_What you should do:_
Transcribe the listing below word for word.

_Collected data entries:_
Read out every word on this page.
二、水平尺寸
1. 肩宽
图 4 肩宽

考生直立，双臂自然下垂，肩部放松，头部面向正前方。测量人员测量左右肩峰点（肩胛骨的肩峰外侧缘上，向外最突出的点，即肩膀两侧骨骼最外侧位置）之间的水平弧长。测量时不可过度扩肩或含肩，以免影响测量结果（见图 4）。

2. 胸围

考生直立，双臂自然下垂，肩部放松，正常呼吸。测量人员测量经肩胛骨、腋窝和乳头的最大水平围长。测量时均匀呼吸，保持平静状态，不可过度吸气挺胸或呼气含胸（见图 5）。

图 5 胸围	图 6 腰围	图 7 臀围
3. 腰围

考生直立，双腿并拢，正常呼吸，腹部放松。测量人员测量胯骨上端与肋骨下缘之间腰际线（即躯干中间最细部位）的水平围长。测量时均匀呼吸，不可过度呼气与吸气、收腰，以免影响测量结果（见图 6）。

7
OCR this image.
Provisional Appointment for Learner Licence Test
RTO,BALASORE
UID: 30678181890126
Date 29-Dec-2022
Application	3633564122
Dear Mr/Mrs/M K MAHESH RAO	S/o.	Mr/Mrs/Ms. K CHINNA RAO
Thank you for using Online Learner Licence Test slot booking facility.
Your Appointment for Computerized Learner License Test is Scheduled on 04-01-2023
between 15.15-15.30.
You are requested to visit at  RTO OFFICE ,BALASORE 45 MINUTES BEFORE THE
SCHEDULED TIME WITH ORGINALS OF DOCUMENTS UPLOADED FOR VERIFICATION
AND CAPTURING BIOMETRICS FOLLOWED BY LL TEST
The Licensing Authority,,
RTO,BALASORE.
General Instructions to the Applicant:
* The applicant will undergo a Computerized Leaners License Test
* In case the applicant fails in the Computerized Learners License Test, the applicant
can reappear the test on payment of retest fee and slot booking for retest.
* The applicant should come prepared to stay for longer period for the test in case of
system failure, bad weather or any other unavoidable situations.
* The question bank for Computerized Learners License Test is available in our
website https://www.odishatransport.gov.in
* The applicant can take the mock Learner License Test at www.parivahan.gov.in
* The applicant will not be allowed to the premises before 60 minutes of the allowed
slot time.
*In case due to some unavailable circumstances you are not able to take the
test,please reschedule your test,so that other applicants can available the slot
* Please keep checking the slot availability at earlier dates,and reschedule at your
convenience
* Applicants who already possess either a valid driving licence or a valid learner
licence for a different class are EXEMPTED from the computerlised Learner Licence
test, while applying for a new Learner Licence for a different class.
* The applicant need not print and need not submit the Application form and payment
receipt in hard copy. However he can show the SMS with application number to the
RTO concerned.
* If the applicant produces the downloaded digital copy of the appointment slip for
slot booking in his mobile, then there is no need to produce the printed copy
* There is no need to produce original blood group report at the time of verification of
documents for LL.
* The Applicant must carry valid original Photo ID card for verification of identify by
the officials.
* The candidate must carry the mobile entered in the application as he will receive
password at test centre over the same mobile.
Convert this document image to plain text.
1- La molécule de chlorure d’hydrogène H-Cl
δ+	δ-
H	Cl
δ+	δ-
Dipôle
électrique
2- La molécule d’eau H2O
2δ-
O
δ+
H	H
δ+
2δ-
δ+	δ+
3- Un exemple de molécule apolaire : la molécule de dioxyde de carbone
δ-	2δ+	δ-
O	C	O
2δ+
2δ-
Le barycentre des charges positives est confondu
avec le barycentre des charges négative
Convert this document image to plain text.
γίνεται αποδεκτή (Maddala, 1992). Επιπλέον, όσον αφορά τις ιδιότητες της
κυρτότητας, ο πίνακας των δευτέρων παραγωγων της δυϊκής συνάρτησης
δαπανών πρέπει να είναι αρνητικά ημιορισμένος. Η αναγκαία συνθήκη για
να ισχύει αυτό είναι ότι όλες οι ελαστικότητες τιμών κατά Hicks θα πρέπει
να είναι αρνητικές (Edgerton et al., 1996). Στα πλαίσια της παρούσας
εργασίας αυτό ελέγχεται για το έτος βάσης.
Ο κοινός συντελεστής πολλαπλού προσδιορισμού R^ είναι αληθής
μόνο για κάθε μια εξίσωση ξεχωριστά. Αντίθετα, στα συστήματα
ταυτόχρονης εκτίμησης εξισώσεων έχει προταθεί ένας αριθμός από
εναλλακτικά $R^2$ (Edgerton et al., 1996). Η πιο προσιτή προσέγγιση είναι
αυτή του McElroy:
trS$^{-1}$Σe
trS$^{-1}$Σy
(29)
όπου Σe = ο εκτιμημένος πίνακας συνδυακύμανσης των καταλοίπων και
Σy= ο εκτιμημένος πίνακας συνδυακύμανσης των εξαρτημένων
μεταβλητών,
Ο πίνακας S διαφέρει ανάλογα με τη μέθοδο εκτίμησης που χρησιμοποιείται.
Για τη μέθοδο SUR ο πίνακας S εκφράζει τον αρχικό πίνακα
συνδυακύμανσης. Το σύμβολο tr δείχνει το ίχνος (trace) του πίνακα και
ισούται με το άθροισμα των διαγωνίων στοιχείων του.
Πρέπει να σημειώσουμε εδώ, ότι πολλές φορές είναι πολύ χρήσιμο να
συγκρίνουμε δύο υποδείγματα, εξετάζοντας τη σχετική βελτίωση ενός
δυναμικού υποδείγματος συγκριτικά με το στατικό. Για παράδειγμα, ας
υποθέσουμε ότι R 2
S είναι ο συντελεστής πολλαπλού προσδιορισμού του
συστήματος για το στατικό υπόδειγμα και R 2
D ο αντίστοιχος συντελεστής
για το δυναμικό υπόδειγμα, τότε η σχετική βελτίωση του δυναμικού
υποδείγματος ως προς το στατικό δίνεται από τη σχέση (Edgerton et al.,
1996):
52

_The response:_
Read out every word on this page.
二、水平尺寸
1. 肩宽
图 4 肩宽

考生直立，双臂自然下垂，肩部放松，头部面向正前方。测量人员测量左右肩峰点（肩胛骨的肩峰外侧缘上，向外最突出的点，即肩膀两侧骨骼最外侧位置）之间的水平弧长。测量时不可过度扩肩或含肩，以免影响测量结果（见图 4）。

2. 胸围

考生直立，双臂自然下垂，肩部放松，正常呼吸。测量人员测量经肩胛骨、腋窝和乳头的最大水平围长。测量时均匀呼吸，保持平静状态，不可过度吸气挺胸或呼气含胸（见图 5）。

图 5 胸围	图 6 腰围	图 7 臀围
3. 腰围

考生直立，双腿并拢，正常呼吸，腹部放松。测量人员测量胯骨上端与肋骨下缘之间腰际线（即躯干中间最细部位）的水平围长。测量时均匀呼吸，不可过度呼气与吸气、收腰，以免影响测量结果（见图 6）。

7
OCR this image.
Provisional Appointment for Learner Licence Test
RTO,BALASORE
UID: 30678181890126
Date 29-Dec-2022
Application	3633564122
Dear Mr/Mrs/M K MAHESH RAO	S/o.	Mr/Mrs/Ms. K CHINNA RAO
Thank you for using Online Learner Licence Test slot booking facility.
Your Appointment for Computerized Learner License Test is Scheduled on 04-01-2023
between 15.15-15.30.
You are requested to visit at  RTO OFFICE ,BALASORE 45 MINUTES BEFORE THE
SCHEDULED TIME WITH ORGINALS OF DOCUMENTS UPLOADED FOR VERIFICATION
AND CAPTURING BIOMETRICS FOLLOWED BY LL TEST
The Licensing Authority,,
RTO,BALASORE.
General Instructions to the Applicant:
* The applicant will undergo a Computerized Leaners License Test
* In case the applicant fails in the Computerized Learners License Test, the applicant
can reappear the test on payment of retest fee and slot booking for retest.
* The applicant should come prepared to stay for longer period for the test in case of
system failure, bad weather or any other unavoidable situations.
* The question bank for Computerized Learners License Test is available in our
website https://www.odishatransport.gov.in
* The applicant can take the mock Learner License Test at www.parivahan.gov.in
* The applicant will not be allowed to the premises before 60 minutes of the allowed
slot time.
*In case due to some unavailable circumstances you are not able to take the
test,please reschedule your test,so that other applicants can available the slot
* Please keep checking the slot availability at earlier dates,and reschedule at your
convenience
* Applicants who already possess either a valid driving licence or a valid learner
licence for a different class are EXEMPTED from the computerlised Learner Licence
test, while applying for a new Learner Licence for a different class.
* The applicant need not print and need not submit the Application form and payment
receipt in hard copy. However he can show the SMS with application number to the
RTO concerned.
* If the applicant produces the downloaded digital copy of the appointment slip for
slot booking in his mobile, then there is no need to produce the printed copy
* There is no need to produce original blood group report at the time of verification of
documents for LL.
* The Applicant must carry valid original Photo ID card for verification of identify by
the officials.
* The candidate must carry the mobile entered in the application as he will receive
password at test centre over the same mobile.
Convert this document image to plain text.
1- La molécule de chlorure d’hydrogène H-Cl
δ+	δ-
H	Cl
δ+	δ-
Dipôle
électrique
2- La molécule d’eau H2O
2δ-
O
δ+
H	H
δ+
2δ-
δ+	δ+
3- Un exemple de molécule apolaire : la molécule de dioxyde de carbone
δ-	2δ+	δ-
O	C	O
2δ+
2δ-
Le barycentre des charges positives est confondu
avec le barycentre des charges négative
Convert this document image to plain text.
γίνεται αποδεκτή (Maddala, 1992). Επιπλέον, όσον αφορά τις ιδιότητες της
κυρτότητας, ο πίνακας των δευτέρων παραγωγων της δυϊκής συνάρτησης
δαπανών πρέπει να είναι αρνητικά ημιορισμένος. Η αναγκαία συνθήκη για
να ισχύει αυτό είναι ότι όλες οι ελαστικότητες τιμών κατά Hicks θα πρέπει
να είναι αρνητικές (Edgerton et al., 1996). Στα πλαίσια της παρούσας
εργασίας αυτό ελέγχεται για το έτος βάσης.
Ο κοινός συντελεστής πολλαπλού προσδιορισμού R^ είναι αληθής
μόνο για κάθε μια εξίσωση ξεχωριστά. Αντίθετα, στα συστήματα
ταυτόχρονης εκτίμησης εξισώσεων έχει προταθεί ένας αριθμός από
εναλλακτικά $R^2$ (Edgerton et al., 1996). Η πιο προσιτή προσέγγιση είναι
αυτή του McElroy:
trS$^{-1}$Σe
trS$^{-1}$Σy
(29)
όπου Σe = ο εκτιμημένος πίνακας συνδυακύμανσης των καταλοίπων και
Σy= ο εκτιμημένος πίνακας συνδυακύμανσης των εξαρτημένων
μεταβλητών,
Ο πίνακας S διαφέρει ανάλογα με τη μέθοδο εκτίμησης που χρησιμοποιείται.
Για τη μέθοδο SUR ο πίνακας S εκφράζει τον αρχικό πίνακα
συνδυακύμανσης. Το σύμβολο tr δείχνει το ίχνος (trace) του πίνακα και
ισούται με το άθροισμα των διαγωνίων στοιχείων του.
Πρέπει να σημειώσουμε εδώ, ότι πολλές φορές είναι πολύ χρήσιμο να
συγκρίνουμε δύο υποδείγματα, εξετάζοντας τη σχετική βελτίωση ενός
δυναμικού υποδείγματος συγκριτικά με το στατικό. Για παράδειγμα, ας
υποθέσουμε ότι R 2
S είναι ο συντελεστής πολλαπλού προσδιορισμού του
συστήματος για το στατικό υπόδειγμα και R 2
D ο αντίστοιχος συντελεστής
για το δυναμικό υπόδειγμα, τότε η σχετική βελτίωση του δυναμικού
υποδείγματος ως προς το στατικό δίνεται από τη σχέση (Edgerton et al.,
1996):
52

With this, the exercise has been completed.